WHAT YOU WILL DO:
In the material below, list every line carrying the string "marker".
---
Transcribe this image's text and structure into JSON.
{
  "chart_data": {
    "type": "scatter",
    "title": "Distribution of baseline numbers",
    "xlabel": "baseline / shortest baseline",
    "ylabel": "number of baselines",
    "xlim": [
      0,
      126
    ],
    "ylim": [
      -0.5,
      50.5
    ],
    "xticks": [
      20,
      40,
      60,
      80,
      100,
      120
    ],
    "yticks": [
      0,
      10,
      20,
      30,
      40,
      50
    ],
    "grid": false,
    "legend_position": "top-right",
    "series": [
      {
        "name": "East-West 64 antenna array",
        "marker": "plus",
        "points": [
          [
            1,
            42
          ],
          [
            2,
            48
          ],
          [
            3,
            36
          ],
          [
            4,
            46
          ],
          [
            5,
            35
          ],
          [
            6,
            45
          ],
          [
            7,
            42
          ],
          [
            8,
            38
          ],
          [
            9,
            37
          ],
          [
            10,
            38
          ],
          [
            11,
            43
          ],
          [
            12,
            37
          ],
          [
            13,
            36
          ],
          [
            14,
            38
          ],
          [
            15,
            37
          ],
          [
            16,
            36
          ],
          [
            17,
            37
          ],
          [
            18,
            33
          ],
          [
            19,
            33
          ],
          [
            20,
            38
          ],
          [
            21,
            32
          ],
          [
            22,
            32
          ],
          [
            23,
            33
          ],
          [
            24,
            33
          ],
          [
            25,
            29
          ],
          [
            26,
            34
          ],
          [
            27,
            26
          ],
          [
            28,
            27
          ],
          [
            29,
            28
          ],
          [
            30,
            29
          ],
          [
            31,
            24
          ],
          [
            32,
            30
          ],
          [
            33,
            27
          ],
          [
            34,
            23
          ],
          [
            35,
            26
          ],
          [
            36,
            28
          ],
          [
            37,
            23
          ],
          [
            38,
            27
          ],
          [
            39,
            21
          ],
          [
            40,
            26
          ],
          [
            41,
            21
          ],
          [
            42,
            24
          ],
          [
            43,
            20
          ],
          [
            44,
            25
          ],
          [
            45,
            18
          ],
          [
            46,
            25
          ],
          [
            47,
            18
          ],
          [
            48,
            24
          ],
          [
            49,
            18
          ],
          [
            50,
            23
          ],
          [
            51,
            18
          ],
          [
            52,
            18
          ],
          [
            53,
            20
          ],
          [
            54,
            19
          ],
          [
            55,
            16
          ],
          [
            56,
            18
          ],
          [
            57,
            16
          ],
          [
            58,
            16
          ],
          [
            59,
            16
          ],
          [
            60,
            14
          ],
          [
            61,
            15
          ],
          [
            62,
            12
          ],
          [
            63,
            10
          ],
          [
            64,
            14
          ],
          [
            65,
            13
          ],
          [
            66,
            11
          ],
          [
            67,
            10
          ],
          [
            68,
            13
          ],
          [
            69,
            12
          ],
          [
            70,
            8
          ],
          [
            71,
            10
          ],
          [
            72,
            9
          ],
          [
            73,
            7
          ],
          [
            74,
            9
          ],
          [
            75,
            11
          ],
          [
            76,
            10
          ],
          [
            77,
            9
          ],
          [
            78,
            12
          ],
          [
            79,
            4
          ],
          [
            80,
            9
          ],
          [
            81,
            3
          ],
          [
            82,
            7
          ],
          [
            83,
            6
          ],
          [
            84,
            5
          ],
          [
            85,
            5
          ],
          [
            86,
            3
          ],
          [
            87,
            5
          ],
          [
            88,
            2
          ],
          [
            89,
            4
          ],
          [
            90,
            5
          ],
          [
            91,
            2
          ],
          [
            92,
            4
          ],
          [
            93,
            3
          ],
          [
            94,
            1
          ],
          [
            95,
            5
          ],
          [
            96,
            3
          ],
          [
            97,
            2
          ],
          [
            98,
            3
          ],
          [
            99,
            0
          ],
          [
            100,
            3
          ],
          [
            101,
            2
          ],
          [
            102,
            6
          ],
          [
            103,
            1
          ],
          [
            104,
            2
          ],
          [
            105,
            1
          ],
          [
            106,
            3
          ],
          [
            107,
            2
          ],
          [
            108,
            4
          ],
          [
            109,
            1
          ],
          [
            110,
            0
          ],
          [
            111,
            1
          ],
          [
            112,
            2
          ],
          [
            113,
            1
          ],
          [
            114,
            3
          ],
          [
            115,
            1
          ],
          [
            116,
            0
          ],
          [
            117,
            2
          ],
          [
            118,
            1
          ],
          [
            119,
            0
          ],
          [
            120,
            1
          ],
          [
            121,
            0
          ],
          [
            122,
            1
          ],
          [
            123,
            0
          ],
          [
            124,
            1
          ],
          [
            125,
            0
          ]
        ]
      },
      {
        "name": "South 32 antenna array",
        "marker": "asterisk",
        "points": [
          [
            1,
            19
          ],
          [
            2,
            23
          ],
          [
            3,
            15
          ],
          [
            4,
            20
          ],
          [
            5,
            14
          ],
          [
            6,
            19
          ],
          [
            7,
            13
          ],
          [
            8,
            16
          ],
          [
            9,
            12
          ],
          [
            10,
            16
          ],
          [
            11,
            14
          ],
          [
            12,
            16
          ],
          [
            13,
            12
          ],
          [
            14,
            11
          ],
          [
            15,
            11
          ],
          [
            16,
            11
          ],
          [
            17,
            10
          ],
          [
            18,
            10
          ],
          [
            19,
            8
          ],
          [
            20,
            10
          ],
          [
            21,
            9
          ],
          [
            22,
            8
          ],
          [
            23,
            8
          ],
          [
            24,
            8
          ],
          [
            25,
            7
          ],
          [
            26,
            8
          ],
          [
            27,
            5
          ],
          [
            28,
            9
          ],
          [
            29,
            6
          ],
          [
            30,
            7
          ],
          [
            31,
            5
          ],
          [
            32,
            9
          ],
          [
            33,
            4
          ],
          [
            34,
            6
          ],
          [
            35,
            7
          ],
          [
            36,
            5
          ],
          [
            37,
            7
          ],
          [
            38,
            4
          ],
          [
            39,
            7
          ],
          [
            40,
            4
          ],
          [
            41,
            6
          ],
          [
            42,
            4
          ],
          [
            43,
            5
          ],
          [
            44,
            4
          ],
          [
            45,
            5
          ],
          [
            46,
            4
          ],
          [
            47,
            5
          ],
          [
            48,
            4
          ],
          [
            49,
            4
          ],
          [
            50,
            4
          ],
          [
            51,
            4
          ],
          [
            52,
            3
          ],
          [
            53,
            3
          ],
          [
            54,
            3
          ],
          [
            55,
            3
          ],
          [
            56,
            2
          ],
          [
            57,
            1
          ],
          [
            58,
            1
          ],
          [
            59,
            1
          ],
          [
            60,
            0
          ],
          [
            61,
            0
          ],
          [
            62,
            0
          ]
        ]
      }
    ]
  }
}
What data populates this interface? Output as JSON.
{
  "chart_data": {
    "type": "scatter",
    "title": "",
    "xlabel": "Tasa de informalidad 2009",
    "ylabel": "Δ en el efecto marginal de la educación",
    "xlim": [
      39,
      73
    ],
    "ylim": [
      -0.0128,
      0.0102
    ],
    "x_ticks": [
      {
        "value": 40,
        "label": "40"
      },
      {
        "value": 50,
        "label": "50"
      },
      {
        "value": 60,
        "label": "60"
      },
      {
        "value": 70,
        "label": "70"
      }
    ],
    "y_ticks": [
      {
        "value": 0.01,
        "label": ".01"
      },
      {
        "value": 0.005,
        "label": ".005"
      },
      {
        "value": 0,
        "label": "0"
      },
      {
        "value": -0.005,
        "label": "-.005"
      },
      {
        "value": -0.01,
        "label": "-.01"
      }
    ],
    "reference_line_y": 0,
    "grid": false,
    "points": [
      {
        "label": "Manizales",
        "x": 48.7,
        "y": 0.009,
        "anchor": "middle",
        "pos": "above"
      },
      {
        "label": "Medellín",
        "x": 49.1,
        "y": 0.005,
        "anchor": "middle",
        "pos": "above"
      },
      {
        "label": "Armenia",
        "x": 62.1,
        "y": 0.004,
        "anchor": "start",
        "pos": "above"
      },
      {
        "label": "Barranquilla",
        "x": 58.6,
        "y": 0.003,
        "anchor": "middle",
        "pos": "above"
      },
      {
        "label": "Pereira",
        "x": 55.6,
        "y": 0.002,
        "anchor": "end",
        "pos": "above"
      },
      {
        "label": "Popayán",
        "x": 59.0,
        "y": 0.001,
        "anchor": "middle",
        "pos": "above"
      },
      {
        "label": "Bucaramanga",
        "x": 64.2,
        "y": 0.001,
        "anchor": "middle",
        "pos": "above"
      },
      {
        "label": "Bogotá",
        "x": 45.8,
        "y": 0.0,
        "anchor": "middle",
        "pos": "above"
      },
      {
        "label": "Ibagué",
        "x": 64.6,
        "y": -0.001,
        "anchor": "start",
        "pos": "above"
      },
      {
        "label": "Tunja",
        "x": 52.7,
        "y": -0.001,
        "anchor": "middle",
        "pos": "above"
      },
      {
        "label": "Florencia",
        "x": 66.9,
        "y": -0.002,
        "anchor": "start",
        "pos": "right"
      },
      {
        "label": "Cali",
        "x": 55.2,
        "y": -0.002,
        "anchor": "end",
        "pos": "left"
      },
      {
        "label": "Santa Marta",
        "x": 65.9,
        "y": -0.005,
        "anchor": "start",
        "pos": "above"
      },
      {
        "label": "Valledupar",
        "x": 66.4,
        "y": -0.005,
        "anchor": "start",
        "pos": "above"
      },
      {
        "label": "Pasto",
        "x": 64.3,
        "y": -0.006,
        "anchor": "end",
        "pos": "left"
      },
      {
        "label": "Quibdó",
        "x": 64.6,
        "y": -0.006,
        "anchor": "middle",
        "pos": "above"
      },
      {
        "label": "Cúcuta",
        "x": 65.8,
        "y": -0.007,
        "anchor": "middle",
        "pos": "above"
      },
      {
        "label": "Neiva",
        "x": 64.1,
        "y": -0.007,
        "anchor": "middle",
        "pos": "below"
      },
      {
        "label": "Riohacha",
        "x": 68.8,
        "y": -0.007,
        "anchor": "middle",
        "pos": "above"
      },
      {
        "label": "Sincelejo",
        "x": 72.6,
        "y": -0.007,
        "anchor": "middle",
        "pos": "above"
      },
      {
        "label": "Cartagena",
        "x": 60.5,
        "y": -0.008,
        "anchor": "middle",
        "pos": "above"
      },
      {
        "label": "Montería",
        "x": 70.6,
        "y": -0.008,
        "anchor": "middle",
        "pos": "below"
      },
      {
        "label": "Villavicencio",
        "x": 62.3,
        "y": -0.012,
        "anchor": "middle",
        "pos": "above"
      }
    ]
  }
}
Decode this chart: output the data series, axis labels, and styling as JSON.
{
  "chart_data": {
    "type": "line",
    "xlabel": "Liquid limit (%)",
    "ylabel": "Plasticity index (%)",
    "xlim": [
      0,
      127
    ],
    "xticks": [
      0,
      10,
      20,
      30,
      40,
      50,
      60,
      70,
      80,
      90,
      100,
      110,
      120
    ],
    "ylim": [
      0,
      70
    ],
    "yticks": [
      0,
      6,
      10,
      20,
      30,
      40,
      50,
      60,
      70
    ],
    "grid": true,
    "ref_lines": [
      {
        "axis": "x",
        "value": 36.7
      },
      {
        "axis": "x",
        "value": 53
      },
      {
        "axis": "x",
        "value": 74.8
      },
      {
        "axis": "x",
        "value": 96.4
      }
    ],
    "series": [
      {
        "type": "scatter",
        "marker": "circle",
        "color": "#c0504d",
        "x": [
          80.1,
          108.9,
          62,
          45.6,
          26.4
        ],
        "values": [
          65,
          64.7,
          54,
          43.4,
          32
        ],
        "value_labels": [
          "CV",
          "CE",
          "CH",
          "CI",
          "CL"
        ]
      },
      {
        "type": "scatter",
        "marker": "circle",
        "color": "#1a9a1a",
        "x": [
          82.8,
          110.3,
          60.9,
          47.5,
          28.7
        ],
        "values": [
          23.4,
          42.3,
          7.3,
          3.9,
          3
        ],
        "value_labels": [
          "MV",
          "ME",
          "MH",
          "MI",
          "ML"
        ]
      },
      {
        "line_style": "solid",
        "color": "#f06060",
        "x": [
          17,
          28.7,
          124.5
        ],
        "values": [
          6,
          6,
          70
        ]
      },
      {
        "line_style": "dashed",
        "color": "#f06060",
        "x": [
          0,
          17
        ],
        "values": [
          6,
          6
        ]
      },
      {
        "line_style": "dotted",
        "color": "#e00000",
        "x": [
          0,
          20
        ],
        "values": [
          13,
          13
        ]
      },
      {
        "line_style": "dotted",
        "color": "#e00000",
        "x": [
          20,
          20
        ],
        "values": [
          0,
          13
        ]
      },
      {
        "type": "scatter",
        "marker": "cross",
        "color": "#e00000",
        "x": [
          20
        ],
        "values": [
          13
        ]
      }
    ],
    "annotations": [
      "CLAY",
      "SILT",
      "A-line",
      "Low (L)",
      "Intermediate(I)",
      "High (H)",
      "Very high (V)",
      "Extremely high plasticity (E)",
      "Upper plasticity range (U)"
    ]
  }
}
---
SOLVED EXERCISE:
        "marker": "plus",
        "marker": "asterisk",
        "marker": "circle",
        "marker": "circle",
        "marker": "cross",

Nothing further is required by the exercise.